[WHAT YOU ARE ASKED TO DO] Your task is to repeat the entries exactly. Leave the pictures out.

[MATERIAL TO PROCESS]
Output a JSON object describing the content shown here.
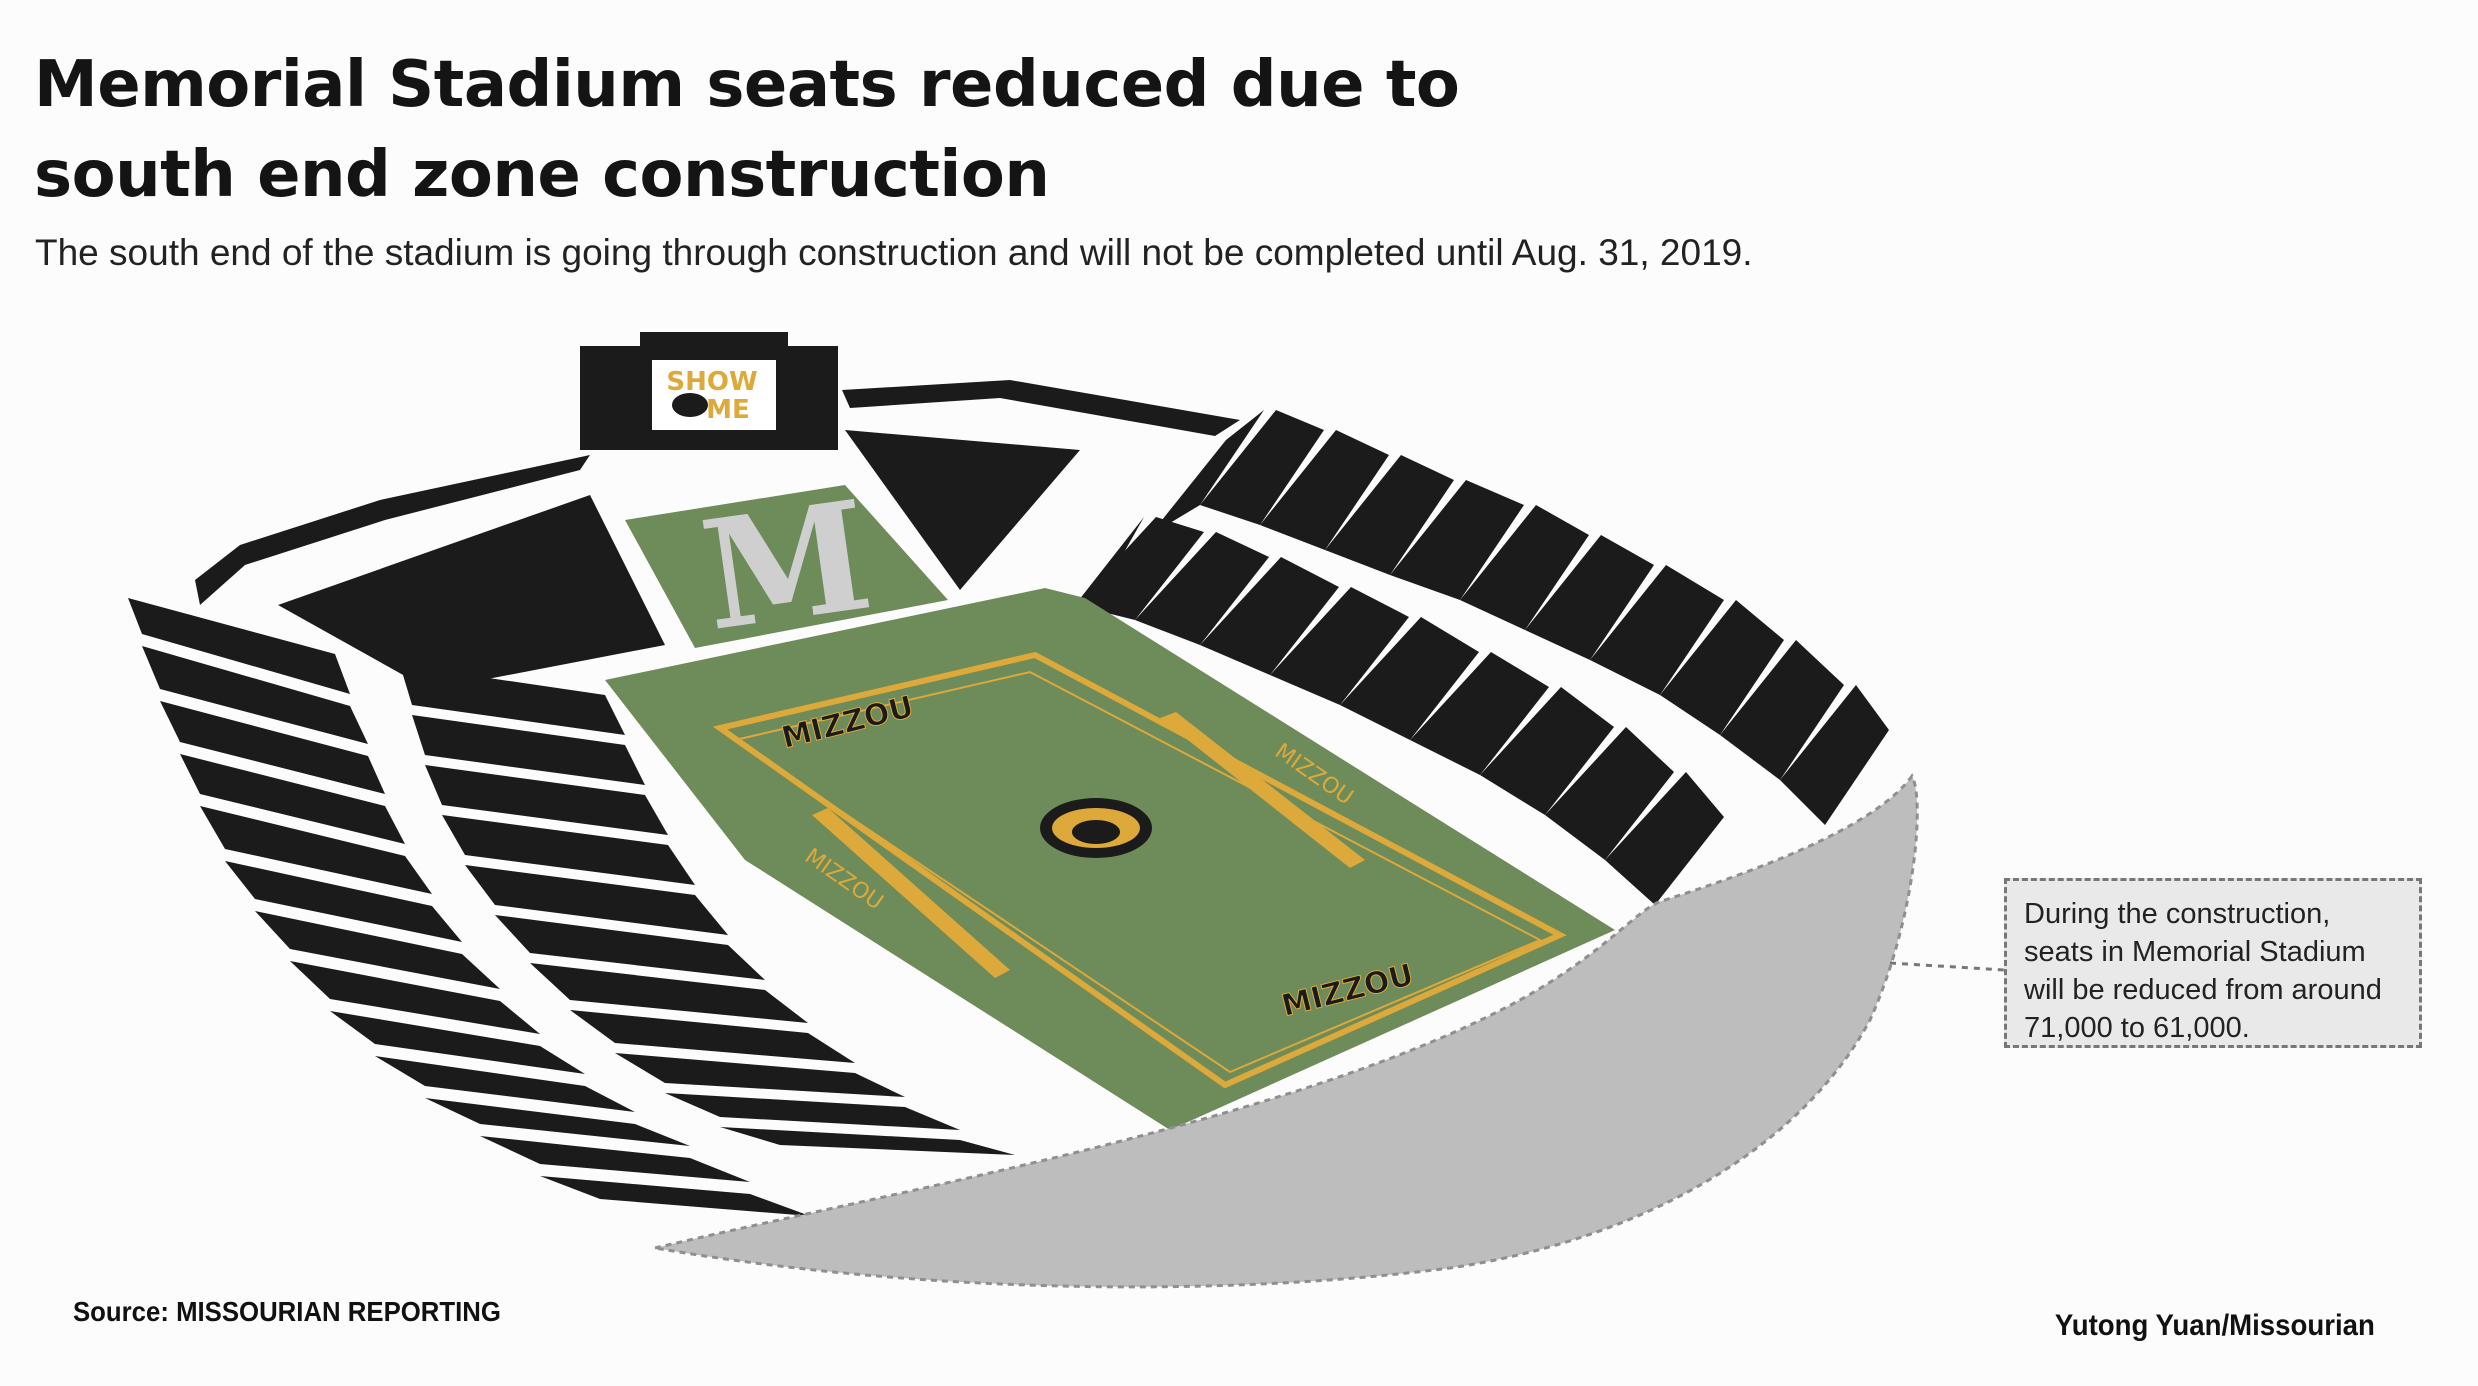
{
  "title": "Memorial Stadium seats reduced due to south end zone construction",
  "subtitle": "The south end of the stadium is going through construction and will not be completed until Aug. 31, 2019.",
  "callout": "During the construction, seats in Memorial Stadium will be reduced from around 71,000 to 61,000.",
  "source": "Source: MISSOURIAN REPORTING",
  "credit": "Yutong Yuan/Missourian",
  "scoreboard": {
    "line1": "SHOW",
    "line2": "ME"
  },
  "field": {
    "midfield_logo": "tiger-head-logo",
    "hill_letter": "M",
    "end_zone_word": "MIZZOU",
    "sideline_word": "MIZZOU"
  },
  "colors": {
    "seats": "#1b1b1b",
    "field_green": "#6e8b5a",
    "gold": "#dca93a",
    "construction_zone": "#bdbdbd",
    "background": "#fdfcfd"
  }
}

[RESULT]
Output a JSON object describing the content shown here.
{
  "title": "Memorial Stadium seats reduced due to south end zone construction",
  "subtitle": "The south end of the stadium is going through construction and will not be completed until Aug. 31, 2019.",
  "callout": "During the construction, seats in Memorial Stadium will be reduced from around 71,000 to 61,000.",
  "source": "Source: MISSOURIAN REPORTING",
  "credit": "Yutong Yuan/Missourian",
  "scoreboard": {
    "line1": "SHOW",
    "line2": "ME"
  },
  "field": {
    "midfield_logo": "tiger-head-logo",
    "hill_letter": "M",
    "end_zone_word": "MIZZOU",
    "sideline_word": "MIZZOU"
  },
  "colors": {
    "seats": "#1b1b1b",
    "field_green": "#6e8b5a",
    "gold": "#dca93a",
    "construction_zone": "#bdbdbd",
    "background": "#fdfcfd"
  }
}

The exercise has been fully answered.